→ Your objective:
Edit everything from the start of the material down to the line containing "segment this screenshot: for" by replacing "bounding boxes" with "bounding rectangles", leaving all else unchanged, and give back only those lines.

→ Records for this task:
════════════════

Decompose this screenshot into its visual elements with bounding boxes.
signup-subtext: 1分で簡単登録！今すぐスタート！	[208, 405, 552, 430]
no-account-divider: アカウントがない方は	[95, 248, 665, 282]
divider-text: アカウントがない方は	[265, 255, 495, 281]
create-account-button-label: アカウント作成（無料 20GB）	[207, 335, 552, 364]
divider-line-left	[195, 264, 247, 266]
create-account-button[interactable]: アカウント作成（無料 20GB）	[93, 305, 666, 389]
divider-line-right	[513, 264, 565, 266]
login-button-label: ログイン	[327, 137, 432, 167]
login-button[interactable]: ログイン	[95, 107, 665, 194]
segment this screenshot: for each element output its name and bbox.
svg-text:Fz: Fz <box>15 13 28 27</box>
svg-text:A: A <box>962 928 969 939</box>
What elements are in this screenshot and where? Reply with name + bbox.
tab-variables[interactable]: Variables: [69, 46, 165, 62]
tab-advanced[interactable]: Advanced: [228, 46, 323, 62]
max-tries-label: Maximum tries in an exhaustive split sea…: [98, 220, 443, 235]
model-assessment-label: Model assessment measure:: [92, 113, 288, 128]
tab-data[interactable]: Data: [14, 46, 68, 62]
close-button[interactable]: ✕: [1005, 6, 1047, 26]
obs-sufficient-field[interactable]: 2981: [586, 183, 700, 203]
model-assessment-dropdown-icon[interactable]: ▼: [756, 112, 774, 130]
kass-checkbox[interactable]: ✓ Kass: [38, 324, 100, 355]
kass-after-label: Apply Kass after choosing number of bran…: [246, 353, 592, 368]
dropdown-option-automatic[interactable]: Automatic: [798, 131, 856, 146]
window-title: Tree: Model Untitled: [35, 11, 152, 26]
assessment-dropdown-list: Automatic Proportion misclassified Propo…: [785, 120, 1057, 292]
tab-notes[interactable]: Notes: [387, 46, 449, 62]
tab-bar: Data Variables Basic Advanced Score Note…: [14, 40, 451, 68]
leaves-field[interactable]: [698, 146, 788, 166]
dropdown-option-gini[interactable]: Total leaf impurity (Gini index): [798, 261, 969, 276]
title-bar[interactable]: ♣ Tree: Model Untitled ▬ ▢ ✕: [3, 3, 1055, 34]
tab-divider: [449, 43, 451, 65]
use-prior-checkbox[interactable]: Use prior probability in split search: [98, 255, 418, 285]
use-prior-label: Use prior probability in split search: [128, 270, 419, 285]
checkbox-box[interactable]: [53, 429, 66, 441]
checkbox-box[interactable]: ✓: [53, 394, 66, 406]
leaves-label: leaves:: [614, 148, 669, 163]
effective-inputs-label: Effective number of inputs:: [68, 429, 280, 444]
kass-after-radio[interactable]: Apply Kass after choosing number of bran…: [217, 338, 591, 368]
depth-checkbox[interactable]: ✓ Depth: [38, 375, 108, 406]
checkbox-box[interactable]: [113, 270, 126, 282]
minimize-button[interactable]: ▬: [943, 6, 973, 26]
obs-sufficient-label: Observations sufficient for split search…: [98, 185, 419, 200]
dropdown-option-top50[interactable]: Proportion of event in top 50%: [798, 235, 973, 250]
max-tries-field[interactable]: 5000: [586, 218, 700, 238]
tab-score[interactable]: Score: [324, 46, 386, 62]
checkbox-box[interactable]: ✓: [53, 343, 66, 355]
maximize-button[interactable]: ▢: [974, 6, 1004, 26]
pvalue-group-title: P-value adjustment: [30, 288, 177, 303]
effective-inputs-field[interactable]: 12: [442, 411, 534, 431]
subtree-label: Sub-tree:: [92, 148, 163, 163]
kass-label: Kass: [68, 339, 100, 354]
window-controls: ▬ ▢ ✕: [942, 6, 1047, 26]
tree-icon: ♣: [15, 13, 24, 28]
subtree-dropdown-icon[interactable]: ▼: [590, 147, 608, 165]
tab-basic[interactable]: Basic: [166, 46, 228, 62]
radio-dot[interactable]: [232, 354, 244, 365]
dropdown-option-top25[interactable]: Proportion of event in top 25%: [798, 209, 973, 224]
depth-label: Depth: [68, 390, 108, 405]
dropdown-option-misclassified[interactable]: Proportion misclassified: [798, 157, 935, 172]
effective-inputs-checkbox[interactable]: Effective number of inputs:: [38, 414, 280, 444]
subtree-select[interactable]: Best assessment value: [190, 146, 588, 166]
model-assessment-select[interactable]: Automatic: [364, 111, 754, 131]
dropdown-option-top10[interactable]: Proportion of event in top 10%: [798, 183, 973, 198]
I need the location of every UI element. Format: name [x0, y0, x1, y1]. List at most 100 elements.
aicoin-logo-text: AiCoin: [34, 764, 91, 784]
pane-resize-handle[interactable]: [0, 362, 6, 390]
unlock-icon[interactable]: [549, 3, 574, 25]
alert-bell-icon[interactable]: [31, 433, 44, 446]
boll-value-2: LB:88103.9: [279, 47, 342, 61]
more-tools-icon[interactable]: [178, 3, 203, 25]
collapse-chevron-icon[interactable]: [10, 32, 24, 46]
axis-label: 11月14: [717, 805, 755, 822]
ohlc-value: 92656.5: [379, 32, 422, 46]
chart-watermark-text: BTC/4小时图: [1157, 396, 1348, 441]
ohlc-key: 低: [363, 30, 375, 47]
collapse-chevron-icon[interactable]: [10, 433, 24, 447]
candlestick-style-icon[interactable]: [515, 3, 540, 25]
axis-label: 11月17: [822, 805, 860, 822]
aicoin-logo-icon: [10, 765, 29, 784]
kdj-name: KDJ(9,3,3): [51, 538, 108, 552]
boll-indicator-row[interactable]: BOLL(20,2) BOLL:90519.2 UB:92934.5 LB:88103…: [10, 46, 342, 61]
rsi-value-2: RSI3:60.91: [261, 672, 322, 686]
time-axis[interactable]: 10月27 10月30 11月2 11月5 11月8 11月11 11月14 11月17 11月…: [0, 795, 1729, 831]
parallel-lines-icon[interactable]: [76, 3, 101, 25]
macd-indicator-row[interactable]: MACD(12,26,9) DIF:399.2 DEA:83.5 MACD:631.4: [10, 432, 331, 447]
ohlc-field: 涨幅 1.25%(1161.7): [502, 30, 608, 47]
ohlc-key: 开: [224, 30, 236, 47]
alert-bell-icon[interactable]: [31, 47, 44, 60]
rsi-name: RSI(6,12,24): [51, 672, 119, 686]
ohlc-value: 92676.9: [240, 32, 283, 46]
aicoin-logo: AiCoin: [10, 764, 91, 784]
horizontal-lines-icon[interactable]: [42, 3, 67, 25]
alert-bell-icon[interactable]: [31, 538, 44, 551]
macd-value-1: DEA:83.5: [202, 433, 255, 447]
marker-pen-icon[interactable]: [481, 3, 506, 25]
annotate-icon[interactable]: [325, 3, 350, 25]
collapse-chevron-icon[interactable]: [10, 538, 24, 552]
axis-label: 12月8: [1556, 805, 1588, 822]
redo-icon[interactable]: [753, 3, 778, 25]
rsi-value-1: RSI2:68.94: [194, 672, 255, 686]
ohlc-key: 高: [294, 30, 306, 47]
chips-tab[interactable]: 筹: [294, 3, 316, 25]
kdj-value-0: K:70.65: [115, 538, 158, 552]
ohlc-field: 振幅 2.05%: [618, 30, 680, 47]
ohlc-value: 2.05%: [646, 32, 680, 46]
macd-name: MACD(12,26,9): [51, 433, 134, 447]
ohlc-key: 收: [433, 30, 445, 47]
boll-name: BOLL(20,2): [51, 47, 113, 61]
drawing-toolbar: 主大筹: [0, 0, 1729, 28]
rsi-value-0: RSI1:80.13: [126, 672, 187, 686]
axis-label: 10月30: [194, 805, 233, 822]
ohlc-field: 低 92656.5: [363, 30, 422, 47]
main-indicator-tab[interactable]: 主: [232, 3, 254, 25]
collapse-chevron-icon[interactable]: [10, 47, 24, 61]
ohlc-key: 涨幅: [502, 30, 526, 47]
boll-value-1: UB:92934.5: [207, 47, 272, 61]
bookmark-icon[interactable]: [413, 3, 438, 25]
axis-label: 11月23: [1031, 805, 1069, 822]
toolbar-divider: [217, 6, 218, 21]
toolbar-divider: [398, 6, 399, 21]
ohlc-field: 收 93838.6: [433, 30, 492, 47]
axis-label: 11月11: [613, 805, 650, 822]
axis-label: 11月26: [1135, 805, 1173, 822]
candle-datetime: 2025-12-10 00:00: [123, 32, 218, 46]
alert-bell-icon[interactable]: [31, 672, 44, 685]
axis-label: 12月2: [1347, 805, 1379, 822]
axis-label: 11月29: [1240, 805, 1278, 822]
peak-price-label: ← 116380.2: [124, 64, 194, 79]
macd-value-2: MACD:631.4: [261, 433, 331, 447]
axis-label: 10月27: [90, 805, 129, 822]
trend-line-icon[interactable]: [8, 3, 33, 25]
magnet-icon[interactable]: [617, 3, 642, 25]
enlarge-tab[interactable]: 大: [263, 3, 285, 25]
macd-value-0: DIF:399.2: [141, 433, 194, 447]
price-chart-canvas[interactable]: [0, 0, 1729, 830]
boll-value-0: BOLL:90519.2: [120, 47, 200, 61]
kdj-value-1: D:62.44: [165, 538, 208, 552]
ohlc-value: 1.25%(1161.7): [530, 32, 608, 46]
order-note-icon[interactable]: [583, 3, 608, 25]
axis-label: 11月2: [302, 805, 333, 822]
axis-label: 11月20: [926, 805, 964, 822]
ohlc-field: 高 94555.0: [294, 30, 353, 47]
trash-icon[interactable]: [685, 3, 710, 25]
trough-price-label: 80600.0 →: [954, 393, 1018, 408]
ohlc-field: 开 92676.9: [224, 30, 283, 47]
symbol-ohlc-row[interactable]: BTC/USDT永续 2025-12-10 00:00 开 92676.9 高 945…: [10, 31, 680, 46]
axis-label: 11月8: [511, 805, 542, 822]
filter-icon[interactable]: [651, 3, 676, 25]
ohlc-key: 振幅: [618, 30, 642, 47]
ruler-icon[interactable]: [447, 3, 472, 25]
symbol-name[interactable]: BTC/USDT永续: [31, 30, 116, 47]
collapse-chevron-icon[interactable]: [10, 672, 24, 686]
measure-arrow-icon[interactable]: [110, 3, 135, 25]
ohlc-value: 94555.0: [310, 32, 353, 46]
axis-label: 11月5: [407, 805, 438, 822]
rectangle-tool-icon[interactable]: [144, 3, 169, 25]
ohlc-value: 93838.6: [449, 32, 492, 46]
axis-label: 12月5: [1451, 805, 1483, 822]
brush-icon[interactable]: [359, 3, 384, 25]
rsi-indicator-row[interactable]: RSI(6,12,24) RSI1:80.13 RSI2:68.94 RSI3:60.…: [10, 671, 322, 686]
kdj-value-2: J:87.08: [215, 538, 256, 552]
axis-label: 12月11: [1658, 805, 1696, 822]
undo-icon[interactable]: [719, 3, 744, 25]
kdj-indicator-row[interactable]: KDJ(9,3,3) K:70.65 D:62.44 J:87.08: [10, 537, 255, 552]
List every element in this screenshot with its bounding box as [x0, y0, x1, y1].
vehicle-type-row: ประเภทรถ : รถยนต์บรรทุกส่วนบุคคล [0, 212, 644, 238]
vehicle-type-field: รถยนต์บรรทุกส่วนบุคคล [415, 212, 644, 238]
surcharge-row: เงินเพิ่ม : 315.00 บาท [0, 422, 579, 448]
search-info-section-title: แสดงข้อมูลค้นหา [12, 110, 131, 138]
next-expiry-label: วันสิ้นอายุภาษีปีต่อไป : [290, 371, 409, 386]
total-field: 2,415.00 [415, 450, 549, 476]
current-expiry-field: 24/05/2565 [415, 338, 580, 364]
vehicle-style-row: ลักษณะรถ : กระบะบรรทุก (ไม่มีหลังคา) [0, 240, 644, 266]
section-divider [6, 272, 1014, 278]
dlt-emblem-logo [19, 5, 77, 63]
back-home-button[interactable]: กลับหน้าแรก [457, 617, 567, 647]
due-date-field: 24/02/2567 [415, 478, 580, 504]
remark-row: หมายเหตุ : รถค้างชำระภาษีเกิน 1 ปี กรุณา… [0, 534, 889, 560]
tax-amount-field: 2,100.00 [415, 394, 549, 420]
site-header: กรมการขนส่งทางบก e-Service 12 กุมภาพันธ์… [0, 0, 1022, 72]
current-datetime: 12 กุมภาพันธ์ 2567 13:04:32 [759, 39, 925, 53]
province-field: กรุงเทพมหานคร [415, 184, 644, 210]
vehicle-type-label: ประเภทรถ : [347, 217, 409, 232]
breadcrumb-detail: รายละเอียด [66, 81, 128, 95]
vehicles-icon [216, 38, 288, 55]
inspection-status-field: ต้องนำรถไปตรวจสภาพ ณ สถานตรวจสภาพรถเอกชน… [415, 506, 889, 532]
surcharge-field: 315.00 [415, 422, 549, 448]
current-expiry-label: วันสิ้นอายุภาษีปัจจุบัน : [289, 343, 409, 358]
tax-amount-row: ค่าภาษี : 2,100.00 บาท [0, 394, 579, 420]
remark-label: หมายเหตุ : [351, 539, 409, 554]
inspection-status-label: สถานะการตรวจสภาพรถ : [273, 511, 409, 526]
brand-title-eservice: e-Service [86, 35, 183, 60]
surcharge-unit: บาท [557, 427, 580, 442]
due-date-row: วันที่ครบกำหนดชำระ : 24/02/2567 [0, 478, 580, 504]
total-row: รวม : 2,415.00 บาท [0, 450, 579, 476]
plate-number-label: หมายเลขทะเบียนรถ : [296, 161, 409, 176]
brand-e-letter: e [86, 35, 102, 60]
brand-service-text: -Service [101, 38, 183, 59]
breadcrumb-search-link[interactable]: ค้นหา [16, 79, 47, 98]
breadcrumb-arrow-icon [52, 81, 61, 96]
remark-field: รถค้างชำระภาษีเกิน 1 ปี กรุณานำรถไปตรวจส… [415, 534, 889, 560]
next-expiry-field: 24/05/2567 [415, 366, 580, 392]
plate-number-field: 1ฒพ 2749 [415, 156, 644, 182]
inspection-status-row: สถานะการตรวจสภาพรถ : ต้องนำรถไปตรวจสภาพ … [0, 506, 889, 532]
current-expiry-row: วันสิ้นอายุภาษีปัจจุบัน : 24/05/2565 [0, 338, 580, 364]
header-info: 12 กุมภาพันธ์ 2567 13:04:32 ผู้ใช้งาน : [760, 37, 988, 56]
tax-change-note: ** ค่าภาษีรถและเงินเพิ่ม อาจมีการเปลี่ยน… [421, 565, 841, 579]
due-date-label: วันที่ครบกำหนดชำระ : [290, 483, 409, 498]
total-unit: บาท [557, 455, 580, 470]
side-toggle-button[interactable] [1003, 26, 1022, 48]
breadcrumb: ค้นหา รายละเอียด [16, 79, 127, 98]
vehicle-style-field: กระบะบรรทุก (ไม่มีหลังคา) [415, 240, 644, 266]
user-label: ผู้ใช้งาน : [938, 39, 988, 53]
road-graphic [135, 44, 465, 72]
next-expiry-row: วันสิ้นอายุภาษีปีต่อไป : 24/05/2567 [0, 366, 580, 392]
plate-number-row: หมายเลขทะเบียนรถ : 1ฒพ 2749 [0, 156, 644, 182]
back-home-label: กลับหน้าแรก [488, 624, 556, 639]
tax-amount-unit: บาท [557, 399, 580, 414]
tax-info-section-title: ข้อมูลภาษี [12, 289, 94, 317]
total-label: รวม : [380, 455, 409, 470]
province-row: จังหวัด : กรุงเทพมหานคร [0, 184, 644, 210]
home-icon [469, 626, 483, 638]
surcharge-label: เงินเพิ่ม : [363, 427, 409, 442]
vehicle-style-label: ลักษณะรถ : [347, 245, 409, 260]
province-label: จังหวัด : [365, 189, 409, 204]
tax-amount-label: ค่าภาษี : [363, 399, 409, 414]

════════════════

→ Result below:
Decompose this screenshot into its visual elements with bounding rectangles.
signup-subtext: 1分で簡単登録！今すぐスタート！	[208, 405, 552, 430]
no-account-divider: アカウントがない方は	[95, 248, 665, 282]
divider-text: アカウントがない方は	[265, 255, 495, 281]
create-account-button-label: アカウント作成（無料 20GB）	[207, 335, 552, 364]
divider-line-left	[195, 264, 247, 266]
create-account-button[interactable]: アカウント作成（無料 20GB）	[93, 305, 666, 389]
divider-line-right	[513, 264, 565, 266]
login-button-label: ログイン	[327, 137, 432, 167]
login-button[interactable]: ログイン	[95, 107, 665, 194]
segment this screenshot: for each element output its name and bbox.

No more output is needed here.